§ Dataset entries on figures
►

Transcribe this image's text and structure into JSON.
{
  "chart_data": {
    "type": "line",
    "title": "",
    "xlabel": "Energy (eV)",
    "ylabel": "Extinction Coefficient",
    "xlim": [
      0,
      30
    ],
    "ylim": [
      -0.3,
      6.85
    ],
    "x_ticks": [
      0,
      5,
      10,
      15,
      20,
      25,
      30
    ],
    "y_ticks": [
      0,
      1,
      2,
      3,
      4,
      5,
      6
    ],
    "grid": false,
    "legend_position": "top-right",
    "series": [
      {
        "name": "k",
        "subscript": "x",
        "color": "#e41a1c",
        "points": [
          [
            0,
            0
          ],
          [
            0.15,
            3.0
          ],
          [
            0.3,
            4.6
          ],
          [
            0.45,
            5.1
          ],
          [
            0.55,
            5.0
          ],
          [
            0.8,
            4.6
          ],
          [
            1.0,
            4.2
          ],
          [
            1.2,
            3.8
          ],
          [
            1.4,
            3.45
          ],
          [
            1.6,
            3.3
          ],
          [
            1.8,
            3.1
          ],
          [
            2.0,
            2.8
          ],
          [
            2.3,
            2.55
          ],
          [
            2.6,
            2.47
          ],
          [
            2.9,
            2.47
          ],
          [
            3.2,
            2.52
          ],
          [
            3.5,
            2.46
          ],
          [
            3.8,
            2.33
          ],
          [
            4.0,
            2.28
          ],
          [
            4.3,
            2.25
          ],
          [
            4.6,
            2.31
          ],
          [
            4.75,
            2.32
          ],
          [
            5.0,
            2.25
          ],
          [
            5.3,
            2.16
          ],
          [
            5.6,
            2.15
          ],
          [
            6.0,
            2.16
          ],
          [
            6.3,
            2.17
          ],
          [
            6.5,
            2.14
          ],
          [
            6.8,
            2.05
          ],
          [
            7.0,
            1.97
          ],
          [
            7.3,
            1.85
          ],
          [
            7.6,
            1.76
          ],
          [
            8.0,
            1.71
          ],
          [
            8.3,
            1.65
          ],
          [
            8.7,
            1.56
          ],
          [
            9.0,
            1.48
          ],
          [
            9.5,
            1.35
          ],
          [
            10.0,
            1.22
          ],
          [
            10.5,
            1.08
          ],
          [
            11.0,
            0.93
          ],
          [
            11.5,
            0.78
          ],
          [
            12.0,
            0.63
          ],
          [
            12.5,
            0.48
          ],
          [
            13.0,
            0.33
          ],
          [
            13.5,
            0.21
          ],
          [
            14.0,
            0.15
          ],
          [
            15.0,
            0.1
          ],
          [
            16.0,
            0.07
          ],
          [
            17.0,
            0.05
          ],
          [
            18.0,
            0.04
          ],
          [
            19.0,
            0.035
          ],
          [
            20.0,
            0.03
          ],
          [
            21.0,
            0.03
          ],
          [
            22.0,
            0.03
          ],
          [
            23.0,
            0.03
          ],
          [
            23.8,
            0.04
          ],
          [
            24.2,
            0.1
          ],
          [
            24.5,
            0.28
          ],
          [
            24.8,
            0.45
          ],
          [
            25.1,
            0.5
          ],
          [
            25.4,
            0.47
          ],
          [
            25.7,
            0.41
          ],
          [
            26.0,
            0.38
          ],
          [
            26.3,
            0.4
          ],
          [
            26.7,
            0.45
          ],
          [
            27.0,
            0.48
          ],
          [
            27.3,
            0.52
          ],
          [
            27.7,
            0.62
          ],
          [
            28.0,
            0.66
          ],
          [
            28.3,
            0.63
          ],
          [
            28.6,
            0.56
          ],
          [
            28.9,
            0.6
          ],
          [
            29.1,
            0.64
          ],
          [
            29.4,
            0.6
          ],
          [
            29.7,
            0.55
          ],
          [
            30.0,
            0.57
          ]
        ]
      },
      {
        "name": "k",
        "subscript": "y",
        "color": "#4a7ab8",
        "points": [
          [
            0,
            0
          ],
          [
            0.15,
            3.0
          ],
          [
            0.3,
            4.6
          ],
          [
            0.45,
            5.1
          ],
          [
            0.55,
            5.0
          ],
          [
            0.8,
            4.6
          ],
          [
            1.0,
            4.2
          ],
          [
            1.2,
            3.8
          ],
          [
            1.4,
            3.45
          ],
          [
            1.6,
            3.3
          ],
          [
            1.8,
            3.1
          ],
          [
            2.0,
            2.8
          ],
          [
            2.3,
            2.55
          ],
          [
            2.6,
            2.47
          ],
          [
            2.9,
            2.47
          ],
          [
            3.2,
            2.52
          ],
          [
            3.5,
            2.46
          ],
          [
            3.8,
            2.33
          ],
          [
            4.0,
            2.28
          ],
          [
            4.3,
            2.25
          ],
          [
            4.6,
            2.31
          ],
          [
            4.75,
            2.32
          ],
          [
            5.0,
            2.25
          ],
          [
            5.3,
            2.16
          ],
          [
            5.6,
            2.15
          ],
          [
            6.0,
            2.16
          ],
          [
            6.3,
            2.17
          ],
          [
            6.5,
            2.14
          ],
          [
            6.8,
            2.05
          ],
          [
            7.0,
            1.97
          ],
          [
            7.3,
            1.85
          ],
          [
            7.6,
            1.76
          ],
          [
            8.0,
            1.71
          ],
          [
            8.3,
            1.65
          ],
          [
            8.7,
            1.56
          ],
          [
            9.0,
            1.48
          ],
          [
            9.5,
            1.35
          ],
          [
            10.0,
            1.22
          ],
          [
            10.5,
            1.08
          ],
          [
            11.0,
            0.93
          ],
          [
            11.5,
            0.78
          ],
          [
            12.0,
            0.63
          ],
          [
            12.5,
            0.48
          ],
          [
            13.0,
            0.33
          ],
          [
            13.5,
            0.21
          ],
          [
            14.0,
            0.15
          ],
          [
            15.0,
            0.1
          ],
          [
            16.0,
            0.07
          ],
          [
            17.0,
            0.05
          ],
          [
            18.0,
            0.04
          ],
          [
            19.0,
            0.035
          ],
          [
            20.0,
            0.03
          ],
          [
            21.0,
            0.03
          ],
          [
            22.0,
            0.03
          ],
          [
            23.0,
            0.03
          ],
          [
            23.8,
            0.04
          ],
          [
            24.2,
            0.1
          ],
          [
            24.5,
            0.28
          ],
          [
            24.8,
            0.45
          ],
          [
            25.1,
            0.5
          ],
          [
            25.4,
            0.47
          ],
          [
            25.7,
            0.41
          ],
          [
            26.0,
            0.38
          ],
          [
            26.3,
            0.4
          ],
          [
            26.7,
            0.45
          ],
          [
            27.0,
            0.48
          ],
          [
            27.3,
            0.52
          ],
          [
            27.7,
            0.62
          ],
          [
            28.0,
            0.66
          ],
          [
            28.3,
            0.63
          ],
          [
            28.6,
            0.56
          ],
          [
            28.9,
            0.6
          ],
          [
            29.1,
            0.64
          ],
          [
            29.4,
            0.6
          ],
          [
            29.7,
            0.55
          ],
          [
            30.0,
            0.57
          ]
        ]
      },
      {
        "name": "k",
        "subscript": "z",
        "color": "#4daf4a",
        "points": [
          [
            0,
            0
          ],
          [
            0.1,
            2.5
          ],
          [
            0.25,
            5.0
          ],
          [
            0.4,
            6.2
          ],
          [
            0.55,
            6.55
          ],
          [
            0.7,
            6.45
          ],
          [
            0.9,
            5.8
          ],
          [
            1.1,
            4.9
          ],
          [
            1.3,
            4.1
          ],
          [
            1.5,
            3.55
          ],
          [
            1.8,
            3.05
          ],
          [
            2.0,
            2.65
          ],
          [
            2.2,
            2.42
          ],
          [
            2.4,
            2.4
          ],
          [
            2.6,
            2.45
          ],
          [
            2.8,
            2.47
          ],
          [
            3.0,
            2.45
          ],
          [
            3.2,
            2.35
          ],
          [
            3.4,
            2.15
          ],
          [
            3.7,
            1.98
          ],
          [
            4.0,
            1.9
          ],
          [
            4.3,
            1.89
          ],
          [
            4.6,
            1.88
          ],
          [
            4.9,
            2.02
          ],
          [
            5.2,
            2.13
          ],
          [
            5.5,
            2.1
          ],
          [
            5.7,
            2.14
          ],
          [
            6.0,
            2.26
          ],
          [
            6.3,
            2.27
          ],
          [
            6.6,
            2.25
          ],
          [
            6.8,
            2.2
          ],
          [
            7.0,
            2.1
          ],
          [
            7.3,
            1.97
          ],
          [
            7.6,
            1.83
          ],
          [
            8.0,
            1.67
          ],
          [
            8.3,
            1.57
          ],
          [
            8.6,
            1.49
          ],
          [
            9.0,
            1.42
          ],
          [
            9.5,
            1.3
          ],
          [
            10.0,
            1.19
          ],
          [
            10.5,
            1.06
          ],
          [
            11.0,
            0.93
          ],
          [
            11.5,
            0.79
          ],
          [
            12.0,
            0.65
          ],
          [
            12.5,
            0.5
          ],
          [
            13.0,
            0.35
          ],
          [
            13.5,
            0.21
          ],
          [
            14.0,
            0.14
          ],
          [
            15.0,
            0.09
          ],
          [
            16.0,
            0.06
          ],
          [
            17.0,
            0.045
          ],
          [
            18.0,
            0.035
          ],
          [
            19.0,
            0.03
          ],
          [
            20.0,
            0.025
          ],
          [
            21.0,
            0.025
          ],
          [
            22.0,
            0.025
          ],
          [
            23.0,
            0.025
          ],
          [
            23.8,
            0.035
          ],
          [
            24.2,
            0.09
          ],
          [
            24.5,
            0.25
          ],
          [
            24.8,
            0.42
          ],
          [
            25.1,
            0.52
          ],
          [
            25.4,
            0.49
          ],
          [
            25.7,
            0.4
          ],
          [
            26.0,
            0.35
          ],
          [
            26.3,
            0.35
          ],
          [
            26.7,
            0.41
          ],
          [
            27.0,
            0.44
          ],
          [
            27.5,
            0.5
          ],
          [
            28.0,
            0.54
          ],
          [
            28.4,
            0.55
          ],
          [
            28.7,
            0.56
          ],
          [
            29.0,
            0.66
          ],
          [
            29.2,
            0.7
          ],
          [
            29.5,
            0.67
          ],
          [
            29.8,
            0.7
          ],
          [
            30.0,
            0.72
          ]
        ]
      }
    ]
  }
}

◄

§ THE PROBLEM
Tally how many lines of the data include the word "subscript". Write the number and nothing else.

§ THE RESPONSE
3